### REQUEST
Sift the material for lines containing "dikte", and return them.

### PROVIDED INFORMATION
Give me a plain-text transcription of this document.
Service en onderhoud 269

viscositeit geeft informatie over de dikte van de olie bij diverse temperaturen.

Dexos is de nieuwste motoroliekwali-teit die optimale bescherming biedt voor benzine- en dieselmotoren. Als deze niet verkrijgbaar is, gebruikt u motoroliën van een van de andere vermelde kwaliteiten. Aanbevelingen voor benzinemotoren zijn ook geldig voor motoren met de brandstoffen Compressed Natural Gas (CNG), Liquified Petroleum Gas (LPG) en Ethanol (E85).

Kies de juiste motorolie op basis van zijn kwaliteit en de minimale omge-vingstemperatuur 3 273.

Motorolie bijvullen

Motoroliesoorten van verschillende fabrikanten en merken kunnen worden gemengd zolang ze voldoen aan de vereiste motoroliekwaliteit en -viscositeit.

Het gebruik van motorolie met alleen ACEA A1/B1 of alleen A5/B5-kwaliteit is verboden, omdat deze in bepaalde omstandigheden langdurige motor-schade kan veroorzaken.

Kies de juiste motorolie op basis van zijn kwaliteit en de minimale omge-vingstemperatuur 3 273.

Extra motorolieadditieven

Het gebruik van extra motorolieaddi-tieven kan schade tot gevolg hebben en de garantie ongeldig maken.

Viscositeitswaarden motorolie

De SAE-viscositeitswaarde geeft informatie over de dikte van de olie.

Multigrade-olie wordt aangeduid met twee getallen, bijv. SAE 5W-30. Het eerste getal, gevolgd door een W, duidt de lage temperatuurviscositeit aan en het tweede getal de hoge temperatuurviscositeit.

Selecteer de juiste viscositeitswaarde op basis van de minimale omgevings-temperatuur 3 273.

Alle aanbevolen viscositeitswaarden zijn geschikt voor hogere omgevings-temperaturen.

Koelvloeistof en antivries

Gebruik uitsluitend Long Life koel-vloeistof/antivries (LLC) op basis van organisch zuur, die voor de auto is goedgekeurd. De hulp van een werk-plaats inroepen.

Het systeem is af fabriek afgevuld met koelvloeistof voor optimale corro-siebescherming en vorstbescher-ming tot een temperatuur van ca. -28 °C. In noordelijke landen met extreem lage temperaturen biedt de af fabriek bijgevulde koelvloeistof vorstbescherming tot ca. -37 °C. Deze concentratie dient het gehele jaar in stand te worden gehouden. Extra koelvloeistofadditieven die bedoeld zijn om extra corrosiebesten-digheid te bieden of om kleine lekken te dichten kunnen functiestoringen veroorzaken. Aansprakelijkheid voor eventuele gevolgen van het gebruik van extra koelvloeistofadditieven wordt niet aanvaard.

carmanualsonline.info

### WRITTEN REPLY
viscositeit geeft informatie over de dikte van de olie bij diverse temperaturen.
De SAE-viscositeitswaarde geeft informatie over de dikte van de olie.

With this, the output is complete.